=== Extracted information ===

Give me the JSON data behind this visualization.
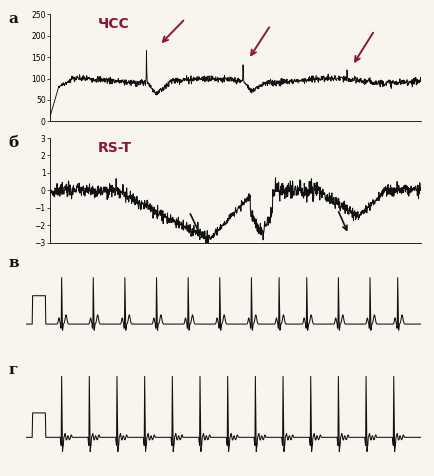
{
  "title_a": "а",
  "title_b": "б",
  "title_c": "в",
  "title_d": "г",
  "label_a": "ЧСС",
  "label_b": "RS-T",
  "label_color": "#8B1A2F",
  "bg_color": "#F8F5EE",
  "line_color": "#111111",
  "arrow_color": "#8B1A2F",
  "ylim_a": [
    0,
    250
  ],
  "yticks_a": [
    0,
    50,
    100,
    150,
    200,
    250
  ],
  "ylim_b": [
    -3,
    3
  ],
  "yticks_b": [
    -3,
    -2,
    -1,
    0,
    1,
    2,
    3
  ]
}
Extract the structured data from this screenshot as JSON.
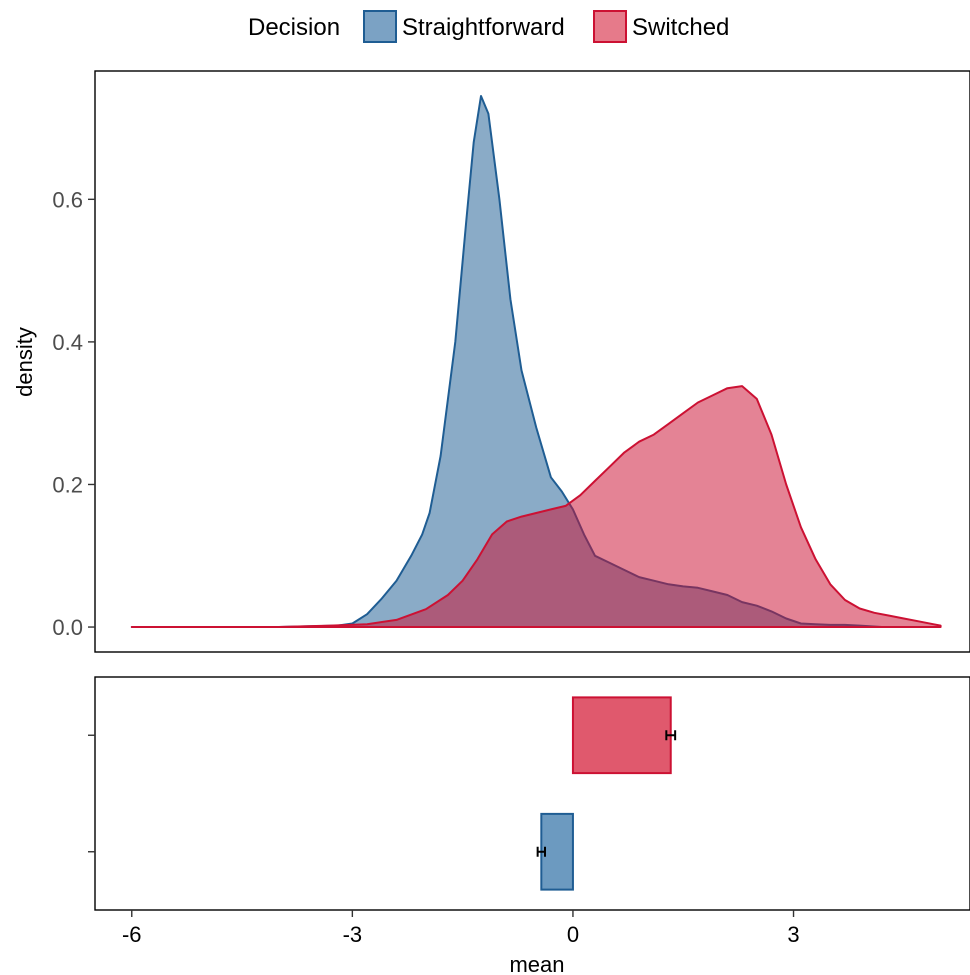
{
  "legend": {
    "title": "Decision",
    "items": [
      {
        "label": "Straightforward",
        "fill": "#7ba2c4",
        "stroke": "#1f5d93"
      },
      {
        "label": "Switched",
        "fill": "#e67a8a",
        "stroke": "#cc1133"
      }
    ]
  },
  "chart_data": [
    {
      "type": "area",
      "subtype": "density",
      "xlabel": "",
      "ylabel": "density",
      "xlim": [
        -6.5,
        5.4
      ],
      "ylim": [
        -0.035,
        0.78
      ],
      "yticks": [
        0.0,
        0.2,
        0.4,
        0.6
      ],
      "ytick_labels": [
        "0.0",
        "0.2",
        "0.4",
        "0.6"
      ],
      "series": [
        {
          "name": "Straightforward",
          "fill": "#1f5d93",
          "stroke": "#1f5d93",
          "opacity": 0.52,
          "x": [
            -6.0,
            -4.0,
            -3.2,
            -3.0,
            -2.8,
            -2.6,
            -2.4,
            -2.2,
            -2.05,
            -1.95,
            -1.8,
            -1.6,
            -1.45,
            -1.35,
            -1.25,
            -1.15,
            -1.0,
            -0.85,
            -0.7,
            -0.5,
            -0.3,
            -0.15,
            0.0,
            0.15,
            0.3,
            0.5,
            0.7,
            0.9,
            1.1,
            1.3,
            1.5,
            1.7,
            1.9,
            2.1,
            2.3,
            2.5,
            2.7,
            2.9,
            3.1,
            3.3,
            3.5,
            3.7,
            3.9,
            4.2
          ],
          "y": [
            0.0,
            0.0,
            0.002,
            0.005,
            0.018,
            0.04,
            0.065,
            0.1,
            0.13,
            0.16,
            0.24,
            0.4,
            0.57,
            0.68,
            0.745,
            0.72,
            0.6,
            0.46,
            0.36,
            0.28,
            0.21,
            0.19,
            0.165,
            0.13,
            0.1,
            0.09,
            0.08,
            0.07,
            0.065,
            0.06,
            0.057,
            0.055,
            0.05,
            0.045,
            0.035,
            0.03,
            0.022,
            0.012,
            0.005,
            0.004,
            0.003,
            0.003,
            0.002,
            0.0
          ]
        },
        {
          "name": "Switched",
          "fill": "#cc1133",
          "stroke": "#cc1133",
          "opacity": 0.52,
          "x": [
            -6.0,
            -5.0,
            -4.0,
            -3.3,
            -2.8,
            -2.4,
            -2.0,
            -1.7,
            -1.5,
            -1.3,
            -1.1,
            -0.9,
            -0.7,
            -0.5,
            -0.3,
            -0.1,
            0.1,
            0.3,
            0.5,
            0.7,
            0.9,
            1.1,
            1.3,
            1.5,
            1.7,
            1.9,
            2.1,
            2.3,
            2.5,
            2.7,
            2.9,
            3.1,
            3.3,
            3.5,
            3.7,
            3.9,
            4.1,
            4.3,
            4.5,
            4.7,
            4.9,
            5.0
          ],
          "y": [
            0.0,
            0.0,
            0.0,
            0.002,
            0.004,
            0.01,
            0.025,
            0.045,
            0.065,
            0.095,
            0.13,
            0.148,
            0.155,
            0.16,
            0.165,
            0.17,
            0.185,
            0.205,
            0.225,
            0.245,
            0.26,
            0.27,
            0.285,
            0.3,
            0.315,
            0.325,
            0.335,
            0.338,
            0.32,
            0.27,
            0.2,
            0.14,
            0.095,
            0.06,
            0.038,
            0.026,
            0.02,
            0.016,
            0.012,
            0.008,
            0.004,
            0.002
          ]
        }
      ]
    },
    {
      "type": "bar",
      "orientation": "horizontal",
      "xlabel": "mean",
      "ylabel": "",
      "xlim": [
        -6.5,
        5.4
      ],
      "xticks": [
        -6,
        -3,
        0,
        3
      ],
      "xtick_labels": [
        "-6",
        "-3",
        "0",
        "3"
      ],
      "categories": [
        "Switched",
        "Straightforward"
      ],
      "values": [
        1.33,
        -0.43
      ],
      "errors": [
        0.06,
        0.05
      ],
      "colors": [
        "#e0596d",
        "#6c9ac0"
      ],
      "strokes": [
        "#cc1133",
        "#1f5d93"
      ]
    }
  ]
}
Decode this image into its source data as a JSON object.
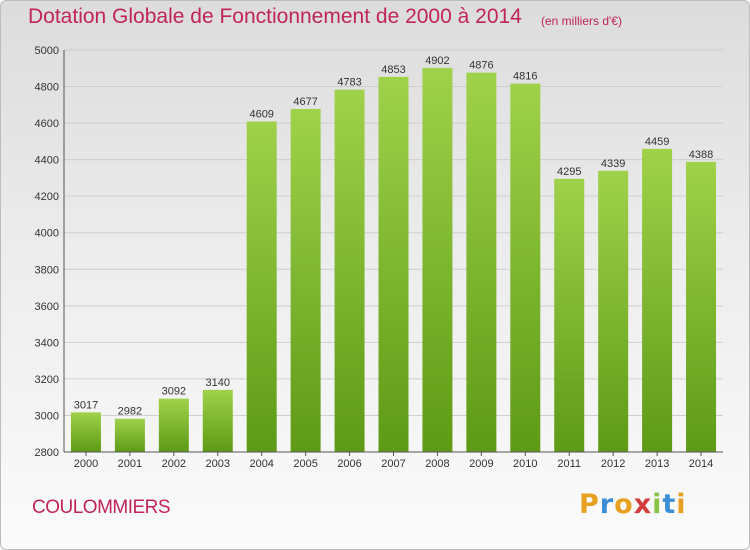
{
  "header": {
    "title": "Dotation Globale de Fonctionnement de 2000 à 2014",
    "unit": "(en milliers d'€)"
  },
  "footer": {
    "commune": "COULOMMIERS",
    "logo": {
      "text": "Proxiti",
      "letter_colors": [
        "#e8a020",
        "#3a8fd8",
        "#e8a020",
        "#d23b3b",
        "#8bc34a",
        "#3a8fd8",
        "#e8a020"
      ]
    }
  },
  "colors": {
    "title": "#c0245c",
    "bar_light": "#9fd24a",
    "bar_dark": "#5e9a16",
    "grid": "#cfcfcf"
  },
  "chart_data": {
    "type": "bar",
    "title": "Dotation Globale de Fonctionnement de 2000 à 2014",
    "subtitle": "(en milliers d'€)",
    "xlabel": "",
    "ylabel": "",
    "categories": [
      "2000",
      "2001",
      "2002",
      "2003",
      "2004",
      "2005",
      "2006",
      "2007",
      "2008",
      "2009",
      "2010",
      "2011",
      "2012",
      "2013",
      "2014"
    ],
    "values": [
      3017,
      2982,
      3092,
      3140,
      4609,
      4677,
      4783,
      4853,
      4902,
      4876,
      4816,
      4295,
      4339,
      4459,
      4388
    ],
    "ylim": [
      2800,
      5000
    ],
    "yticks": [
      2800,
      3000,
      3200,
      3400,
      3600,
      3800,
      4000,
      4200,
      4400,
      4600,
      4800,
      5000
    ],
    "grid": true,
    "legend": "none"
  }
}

===

The exercise:
Leave the pictures out and write out every entry exactly as given.

Completed exercise:
Give me the JSON data behind this visualization.
{
  "title_a": "а",
  "title_b": "б",
  "title_c": "в",
  "title_d": "г",
  "label_a": "ЧСС",
  "label_b": "RS-T",
  "label_color": "#8B1A2F",
  "bg_color": "#F8F5EE",
  "line_color": "#111111",
  "arrow_color": "#8B1A2F",
  "ylim_a": [
    0,
    250
  ],
  "yticks_a": [
    0,
    50,
    100,
    150,
    200,
    250
  ],
  "ylim_b": [
    -3,
    3
  ],
  "yticks_b": [
    -3,
    -2,
    -1,
    0,
    1,
    2,
    3
  ]
}
Extract the structured data from this screenshot as JSON.
{
  "legend": {
    "title": "Decision",
    "items": [
      {
        "label": "Straightforward",
        "fill": "#7ba2c4",
        "stroke": "#1f5d93"
      },
      {
        "label": "Switched",
        "fill": "#e67a8a",
        "stroke": "#cc1133"
      }
    ]
  },
  "chart_data": [
    {
      "type": "area",
      "subtype": "density",
      "xlabel": "",
      "ylabel": "density",
      "xlim": [
        -6.5,
        5.4
      ],
      "ylim": [
        -0.035,
        0.78
      ],
      "yticks": [
        0.0,
        0.2,
        0.4,
        0.6
      ],
      "ytick_labels": [
        "0.0",
        "0.2",
        "0.4",
        "0.6"
      ],
      "series": [
        {
          "name": "Straightforward",
          "fill": "#1f5d93",
          "stroke": "#1f5d93",
          "opacity": 0.52,
          "x": [
            -6.0,
            -4.0,
            -3.2,
            -3.0,
            -2.8,
            -2.6,
            -2.4,
            -2.2,
            -2.05,
            -1.95,
            -1.8,
            -1.6,
            -1.45,
            -1.35,
            -1.25,
            -1.15,
            -1.0,
            -0.85,
            -0.7,
            -0.5,
            -0.3,
            -0.15,
            0.0,
            0.15,
            0.3,
            0.5,
            0.7,
            0.9,
            1.1,
            1.3,
            1.5,
            1.7,
            1.9,
            2.1,
            2.3,
            2.5,
            2.7,
            2.9,
            3.1,
            3.3,
            3.5,
            3.7,
            3.9,
            4.2
          ],
          "y": [
            0.0,
            0.0,
            0.002,
            0.005,
            0.018,
            0.04,
            0.065,
            0.1,
            0.13,
            0.16,
            0.24,
            0.4,
            0.57,
            0.68,
            0.745,
            0.72,
            0.6,
            0.46,
            0.36,
            0.28,
            0.21,
            0.19,
            0.165,
            0.13,
            0.1,
            0.09,
            0.08,
            0.07,
            0.065,
            0.06,
            0.057,
            0.055,
            0.05,
            0.045,
            0.035,
            0.03,
            0.022,
            0.012,
            0.005,
            0.004,
            0.003,
            0.003,
            0.002,
            0.0
          ]
        },
        {
          "name": "Switched",
          "fill": "#cc1133",
          "stroke": "#cc1133",
          "opacity": 0.52,
          "x": [
            -6.0,
            -5.0,
            -4.0,
            -3.3,
            -2.8,
            -2.4,
            -2.0,
            -1.7,
            -1.5,
            -1.3,
            -1.1,
            -0.9,
            -0.7,
            -0.5,
            -0.3,
            -0.1,
            0.1,
            0.3,
            0.5,
            0.7,
            0.9,
            1.1,
            1.3,
            1.5,
            1.7,
            1.9,
            2.1,
            2.3,
            2.5,
            2.7,
            2.9,
            3.1,
            3.3,
            3.5,
            3.7,
            3.9,
            4.1,
            4.3,
            4.5,
            4.7,
            4.9,
            5.0
          ],
          "y": [
            0.0,
            0.0,
            0.0,
            0.002,
            0.004,
            0.01,
            0.025,
            0.045,
            0.065,
            0.095,
            0.13,
            0.148,
            0.155,
            0.16,
            0.165,
            0.17,
            0.185,
            0.205,
            0.225,
            0.245,
            0.26,
            0.27,
            0.285,
            0.3,
            0.315,
            0.325,
            0.335,
            0.338,
            0.32,
            0.27,
            0.2,
            0.14,
            0.095,
            0.06,
            0.038,
            0.026,
            0.02,
            0.016,
            0.012,
            0.008,
            0.004,
            0.002
          ]
        }
      ]
    },
    {
      "type": "bar",
      "orientation": "horizontal",
      "xlabel": "mean",
      "ylabel": "",
      "xlim": [
        -6.5,
        5.4
      ],
      "xticks": [
        -6,
        -3,
        0,
        3
      ],
      "xtick_labels": [
        "-6",
        "-3",
        "0",
        "3"
      ],
      "categories": [
        "Switched",
        "Straightforward"
      ],
      "values": [
        1.33,
        -0.43
      ],
      "errors": [
        0.06,
        0.05
      ],
      "colors": [
        "#e0596d",
        "#6c9ac0"
      ],
      "strokes": [
        "#cc1133",
        "#1f5d93"
      ]
    }
  ]
}
Decode this image into its source data as a JSON object.
{
  "header": {
    "title": "Dotation Globale de Fonctionnement de 2000 à 2014",
    "unit": "(en milliers d'€)"
  },
  "footer": {
    "commune": "COULOMMIERS",
    "logo": {
      "text": "Proxiti",
      "letter_colors": [
        "#e8a020",
        "#3a8fd8",
        "#e8a020",
        "#d23b3b",
        "#8bc34a",
        "#3a8fd8",
        "#e8a020"
      ]
    }
  },
  "colors": {
    "title": "#c0245c",
    "bar_light": "#9fd24a",
    "bar_dark": "#5e9a16",
    "grid": "#cfcfcf"
  },
  "chart_data": {
    "type": "bar",
    "title": "Dotation Globale de Fonctionnement de 2000 à 2014",
    "subtitle": "(en milliers d'€)",
    "xlabel": "",
    "ylabel": "",
    "categories": [
      "2000",
      "2001",
      "2002",
      "2003",
      "2004",
      "2005",
      "2006",
      "2007",
      "2008",
      "2009",
      "2010",
      "2011",
      "2012",
      "2013",
      "2014"
    ],
    "values": [
      3017,
      2982,
      3092,
      3140,
      4609,
      4677,
      4783,
      4853,
      4902,
      4876,
      4816,
      4295,
      4339,
      4459,
      4388
    ],
    "ylim": [
      2800,
      5000
    ],
    "yticks": [
      2800,
      3000,
      3200,
      3400,
      3600,
      3800,
      4000,
      4200,
      4400,
      4600,
      4800,
      5000
    ],
    "grid": true,
    "legend": "none"
  }
}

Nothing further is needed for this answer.